BEGIN Exercise material
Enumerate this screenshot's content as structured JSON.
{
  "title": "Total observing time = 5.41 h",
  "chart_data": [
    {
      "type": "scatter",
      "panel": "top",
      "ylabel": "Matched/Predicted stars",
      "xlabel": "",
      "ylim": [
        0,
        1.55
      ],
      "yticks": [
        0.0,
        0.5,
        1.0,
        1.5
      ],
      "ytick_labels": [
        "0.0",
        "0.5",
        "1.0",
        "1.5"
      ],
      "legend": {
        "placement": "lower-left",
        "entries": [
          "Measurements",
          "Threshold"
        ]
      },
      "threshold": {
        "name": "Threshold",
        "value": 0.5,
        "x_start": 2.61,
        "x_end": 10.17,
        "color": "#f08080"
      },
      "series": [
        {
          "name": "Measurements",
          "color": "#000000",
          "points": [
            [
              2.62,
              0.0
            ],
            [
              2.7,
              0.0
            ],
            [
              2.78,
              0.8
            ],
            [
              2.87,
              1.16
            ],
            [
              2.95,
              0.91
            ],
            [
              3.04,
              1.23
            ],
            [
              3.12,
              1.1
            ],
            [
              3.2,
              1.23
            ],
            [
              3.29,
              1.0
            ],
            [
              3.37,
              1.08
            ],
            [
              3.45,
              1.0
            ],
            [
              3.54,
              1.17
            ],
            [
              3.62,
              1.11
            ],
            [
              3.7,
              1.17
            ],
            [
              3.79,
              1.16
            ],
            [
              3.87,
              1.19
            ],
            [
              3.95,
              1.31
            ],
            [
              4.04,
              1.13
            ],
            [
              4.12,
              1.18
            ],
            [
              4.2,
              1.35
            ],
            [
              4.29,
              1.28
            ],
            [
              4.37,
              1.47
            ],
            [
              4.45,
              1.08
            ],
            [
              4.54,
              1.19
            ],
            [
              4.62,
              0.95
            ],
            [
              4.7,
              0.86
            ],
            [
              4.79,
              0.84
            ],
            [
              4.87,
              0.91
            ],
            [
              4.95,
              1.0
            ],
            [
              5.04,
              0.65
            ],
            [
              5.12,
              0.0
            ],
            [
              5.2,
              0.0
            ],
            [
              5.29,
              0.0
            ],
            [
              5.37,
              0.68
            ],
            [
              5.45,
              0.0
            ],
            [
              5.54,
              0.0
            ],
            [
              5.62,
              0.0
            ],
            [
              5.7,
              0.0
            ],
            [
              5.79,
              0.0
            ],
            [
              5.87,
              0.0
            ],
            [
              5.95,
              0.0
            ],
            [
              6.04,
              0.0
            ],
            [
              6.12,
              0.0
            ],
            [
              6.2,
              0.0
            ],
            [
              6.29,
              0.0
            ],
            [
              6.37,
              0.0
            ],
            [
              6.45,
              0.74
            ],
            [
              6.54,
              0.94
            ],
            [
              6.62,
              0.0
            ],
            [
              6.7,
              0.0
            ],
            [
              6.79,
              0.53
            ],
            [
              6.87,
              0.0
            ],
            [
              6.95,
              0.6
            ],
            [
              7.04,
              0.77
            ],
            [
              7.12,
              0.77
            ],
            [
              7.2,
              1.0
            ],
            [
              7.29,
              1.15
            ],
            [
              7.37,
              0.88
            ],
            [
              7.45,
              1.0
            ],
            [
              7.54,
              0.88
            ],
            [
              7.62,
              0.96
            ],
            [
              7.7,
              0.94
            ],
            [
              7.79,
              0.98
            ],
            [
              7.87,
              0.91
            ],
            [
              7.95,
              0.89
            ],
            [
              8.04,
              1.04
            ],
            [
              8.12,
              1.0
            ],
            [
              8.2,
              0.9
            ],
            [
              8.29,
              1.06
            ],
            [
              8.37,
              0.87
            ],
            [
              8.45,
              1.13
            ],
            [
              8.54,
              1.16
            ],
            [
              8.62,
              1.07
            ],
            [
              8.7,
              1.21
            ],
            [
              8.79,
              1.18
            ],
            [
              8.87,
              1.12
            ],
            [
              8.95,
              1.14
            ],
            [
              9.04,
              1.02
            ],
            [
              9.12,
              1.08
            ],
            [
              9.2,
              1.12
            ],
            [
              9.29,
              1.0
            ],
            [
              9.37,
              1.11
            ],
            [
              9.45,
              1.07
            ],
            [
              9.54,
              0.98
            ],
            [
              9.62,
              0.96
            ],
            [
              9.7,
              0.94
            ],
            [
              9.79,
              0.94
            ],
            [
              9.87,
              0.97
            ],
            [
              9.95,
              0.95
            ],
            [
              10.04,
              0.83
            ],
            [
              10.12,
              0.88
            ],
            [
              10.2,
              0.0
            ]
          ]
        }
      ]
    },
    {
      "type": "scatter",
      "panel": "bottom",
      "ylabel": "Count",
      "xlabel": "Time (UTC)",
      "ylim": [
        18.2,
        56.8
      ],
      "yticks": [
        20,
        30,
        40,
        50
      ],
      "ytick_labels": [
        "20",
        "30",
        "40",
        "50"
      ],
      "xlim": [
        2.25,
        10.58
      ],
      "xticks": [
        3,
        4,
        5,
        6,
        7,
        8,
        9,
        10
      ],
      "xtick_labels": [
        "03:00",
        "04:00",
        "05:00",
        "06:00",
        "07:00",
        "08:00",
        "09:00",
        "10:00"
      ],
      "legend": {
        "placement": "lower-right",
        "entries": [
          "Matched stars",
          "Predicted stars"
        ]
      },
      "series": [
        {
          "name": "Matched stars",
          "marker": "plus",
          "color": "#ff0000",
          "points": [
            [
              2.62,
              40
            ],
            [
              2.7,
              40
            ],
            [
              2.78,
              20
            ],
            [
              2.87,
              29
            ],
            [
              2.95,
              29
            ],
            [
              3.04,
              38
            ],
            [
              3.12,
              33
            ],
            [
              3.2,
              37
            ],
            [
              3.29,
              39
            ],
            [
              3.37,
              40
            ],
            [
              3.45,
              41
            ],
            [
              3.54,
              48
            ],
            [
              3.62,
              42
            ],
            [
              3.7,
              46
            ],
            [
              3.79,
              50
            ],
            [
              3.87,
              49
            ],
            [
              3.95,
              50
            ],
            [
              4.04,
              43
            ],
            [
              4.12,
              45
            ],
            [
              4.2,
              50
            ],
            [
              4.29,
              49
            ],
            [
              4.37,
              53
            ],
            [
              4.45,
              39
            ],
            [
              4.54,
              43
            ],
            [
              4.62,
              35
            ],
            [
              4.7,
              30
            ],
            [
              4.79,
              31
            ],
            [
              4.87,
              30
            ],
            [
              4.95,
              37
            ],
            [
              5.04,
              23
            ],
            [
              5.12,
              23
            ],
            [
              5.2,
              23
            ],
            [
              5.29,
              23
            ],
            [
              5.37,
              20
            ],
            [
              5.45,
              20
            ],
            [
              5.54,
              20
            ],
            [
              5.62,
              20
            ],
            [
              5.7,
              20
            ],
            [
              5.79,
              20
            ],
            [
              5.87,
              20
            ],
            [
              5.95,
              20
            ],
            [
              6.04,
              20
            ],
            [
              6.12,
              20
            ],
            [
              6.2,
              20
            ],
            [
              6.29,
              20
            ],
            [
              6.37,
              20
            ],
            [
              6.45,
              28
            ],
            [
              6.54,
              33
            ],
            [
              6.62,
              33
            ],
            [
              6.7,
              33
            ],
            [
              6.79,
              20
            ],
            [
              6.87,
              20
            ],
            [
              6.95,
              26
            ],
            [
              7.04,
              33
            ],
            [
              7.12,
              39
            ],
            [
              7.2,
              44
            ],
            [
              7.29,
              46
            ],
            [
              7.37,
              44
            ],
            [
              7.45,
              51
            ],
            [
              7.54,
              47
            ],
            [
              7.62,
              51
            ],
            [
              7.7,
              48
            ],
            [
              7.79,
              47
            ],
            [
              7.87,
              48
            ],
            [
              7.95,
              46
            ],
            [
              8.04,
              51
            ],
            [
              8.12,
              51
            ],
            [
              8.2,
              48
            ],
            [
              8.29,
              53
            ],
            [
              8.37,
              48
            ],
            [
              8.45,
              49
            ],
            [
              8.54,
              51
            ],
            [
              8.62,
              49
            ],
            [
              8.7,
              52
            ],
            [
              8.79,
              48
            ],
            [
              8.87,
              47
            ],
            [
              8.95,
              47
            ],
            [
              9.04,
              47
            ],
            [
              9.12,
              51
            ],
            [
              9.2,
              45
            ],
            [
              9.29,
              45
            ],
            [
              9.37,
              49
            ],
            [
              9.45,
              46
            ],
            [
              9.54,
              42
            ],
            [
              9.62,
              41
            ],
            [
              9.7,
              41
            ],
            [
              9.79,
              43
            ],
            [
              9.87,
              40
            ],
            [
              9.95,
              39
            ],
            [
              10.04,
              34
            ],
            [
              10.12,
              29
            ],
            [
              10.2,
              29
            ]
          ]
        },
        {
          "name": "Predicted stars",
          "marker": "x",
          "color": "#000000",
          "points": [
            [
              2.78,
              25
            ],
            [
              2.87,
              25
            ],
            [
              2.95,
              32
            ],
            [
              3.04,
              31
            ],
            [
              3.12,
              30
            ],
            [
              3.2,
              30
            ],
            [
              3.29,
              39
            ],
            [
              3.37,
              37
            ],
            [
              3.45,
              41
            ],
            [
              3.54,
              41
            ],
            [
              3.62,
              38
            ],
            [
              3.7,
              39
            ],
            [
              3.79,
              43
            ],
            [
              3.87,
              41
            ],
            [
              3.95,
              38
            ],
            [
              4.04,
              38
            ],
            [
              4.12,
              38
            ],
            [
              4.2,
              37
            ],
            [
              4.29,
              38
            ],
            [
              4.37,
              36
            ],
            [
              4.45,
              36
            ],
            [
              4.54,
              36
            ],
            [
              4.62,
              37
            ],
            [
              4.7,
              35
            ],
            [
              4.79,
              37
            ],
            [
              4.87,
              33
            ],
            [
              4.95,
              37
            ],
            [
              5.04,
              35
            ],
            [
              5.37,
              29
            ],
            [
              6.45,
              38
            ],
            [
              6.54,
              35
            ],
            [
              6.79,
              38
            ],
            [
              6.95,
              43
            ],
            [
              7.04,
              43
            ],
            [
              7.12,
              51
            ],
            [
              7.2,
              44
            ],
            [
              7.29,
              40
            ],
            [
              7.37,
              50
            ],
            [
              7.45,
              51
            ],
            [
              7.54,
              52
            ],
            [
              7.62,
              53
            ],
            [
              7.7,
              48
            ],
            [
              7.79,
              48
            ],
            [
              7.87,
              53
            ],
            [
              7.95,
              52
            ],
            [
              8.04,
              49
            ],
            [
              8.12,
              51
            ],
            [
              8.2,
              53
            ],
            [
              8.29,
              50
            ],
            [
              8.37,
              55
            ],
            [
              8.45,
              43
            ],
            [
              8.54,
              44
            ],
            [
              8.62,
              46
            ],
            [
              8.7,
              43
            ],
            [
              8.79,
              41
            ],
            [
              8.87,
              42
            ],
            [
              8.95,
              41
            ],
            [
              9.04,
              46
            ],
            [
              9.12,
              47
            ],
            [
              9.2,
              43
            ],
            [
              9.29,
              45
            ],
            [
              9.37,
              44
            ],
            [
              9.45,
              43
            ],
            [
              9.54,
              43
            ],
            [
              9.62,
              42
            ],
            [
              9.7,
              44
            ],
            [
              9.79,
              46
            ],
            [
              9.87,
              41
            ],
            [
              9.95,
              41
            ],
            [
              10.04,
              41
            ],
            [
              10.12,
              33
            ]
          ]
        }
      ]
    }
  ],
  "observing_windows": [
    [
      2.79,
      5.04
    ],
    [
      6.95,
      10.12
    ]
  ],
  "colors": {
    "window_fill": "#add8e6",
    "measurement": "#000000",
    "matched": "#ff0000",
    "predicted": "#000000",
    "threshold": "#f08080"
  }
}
END Exercise material
- Aim of the exercise
For the listing above, identify each line bearing "name".

- Result of this exercise
        "name": "Threshold",
          "name": "Measurements",
          "name": "Matched stars",
          "name": "Predicted stars",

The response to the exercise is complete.